Work to be completed
Take every line from the material that has the word "Time" in it.

Entries shown
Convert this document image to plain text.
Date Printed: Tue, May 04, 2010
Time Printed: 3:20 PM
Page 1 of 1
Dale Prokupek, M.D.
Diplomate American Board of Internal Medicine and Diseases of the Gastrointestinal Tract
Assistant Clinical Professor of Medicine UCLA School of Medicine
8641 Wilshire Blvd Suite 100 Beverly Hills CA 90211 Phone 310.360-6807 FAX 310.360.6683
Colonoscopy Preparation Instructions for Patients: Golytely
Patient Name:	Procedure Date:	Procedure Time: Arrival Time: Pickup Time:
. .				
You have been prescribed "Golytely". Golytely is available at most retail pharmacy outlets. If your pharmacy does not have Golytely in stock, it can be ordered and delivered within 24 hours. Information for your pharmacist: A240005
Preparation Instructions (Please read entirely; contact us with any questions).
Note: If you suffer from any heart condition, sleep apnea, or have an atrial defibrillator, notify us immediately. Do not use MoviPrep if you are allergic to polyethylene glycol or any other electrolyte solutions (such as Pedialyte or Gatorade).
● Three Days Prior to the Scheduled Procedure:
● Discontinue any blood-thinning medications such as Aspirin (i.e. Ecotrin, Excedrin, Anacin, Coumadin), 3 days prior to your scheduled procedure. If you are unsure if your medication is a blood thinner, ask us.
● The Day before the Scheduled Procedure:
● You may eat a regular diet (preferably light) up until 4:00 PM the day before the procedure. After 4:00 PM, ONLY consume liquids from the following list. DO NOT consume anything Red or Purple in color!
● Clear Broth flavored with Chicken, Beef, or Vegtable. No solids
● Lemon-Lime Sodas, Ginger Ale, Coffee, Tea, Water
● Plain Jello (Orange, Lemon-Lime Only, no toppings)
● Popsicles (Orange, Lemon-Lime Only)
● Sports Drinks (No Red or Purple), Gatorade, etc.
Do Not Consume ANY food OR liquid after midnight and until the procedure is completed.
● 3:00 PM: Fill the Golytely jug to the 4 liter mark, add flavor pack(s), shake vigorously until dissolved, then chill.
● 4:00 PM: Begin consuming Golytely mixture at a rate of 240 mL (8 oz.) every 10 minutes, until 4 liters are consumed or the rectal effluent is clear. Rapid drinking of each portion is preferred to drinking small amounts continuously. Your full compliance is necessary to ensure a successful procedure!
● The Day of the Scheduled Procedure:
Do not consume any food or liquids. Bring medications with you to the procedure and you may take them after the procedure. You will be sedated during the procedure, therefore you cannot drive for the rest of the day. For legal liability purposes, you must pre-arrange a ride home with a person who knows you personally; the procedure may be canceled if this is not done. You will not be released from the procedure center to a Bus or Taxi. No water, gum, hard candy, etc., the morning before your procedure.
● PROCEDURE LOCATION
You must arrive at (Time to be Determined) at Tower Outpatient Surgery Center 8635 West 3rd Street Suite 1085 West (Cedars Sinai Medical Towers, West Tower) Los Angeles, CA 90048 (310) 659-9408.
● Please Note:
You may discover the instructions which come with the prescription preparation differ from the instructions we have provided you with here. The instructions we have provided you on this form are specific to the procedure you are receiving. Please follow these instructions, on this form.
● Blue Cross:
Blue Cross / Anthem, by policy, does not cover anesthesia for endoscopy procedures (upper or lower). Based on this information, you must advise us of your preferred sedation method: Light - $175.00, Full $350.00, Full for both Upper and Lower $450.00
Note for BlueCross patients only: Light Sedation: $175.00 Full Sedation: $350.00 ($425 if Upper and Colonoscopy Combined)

Exercise solution
Time Printed: 3:20 PM
Patient Name:	Procedure Date:	Procedure Time: Arrival Time: Pickup Time:
You must arrive at (Time to be Determined) at Tower Outpatient Surgery Center 8635 West 3rd Street Suite 1085 West (Cedars Sinai Medical Towers, West Tower) Los Angeles, CA 90048 (310) 659-9408.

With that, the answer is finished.